* Page extract *
-- Opening Marker --
So that was one of them. And then giving data back to bands. Most of them just get a heat map or something when they look at their analytics. May say you have. A thousand people that listen to you in, New York? Well here we give actual email addresses back and actual first person data back so they can actually build those things up.
And again, with the unfair competition, if we only have independence, on the platform, you're not competing against major label algorithms or playlists or things like that. And then lastly, kind of the social aspect. You know, most people were sending bands, had link trees sending people to four or five different places.
And here we have all of those things in one. your social community is here at the same time. So it's definitely an experiment. It's four problems that we wanted to solve and you can't really run a business without solving problems. So we looked at the independent landscape and said, these are probably the four problems that if we can solve two or three of
them, that would be great.
-- Closing Marker --
* Work instruction 1 *
Translate this sentence from the music platform excerpt into Spanish: "It's four problems that we wanted to solve and you can't really run a business without solving problems."
* Work instruction 2 *
Pull out the part of the music platform excerpt starting at "And here we" and ending at "would be great.", copying it word for word.
The records have no connection to the music platform excerpt.

* Data supplied *
-- Opening Marker --
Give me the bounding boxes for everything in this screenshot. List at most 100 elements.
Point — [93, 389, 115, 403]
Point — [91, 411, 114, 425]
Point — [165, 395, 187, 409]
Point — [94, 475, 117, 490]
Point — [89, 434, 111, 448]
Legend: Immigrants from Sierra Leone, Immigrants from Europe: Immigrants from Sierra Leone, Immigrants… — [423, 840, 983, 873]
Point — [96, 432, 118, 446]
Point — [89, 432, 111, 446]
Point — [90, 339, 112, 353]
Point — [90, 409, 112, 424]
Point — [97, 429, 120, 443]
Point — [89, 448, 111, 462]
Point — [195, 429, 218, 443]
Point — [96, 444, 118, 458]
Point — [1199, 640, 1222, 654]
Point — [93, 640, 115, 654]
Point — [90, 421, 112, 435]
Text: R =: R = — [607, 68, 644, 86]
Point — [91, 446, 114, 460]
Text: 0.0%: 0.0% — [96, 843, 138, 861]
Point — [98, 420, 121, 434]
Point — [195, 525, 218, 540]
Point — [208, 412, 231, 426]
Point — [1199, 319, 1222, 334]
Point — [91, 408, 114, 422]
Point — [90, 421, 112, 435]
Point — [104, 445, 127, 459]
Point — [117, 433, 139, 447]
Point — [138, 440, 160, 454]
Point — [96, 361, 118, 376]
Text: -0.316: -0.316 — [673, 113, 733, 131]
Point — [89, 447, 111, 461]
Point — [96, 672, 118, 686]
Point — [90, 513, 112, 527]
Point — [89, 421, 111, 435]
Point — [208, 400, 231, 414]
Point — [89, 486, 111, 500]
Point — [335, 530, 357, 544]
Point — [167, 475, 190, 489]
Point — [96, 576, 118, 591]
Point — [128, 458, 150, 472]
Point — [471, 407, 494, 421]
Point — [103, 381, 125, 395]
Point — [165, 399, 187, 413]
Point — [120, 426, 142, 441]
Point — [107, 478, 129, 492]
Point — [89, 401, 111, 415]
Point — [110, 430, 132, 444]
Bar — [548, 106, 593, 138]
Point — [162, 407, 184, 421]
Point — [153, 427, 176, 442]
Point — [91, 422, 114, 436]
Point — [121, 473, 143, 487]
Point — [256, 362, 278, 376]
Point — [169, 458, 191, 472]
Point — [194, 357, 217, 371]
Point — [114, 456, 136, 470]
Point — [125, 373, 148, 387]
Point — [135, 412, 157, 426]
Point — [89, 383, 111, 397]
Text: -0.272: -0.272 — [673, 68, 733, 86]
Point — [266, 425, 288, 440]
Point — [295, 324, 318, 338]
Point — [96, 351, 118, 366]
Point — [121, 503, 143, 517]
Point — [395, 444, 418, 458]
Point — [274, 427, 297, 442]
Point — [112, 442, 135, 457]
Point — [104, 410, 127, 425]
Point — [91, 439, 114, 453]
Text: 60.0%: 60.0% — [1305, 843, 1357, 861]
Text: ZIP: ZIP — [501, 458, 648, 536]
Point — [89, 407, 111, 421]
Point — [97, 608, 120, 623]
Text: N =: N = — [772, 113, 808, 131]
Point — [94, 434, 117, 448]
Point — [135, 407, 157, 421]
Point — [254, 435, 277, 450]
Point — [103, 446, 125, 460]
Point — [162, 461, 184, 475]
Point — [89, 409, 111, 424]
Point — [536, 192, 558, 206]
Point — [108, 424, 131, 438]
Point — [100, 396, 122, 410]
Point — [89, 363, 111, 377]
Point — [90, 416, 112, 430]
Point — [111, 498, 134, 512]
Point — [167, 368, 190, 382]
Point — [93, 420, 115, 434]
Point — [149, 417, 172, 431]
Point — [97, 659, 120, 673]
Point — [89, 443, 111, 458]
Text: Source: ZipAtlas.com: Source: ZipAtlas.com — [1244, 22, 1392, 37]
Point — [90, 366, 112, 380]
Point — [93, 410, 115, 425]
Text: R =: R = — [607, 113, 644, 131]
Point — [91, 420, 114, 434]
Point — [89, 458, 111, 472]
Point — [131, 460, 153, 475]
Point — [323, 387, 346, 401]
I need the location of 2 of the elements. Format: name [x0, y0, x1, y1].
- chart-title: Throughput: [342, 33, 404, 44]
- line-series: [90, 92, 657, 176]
-- Closing Marker --
* Answer area 1 *
Son cuatro problemas que queríamos resolver y realmente no se puede llevar un negocio sin resolver problemas.

* Answer area 2 *
And here we have all of those things in one. your social community is here at the same time. So it's definitely an experiment. It's four problems that we wanted to solve and you can't really run a business without solving problems. So we looked at the independent landscape and said, these are probably the four problems that if we can solve two or three of
them, that would be great.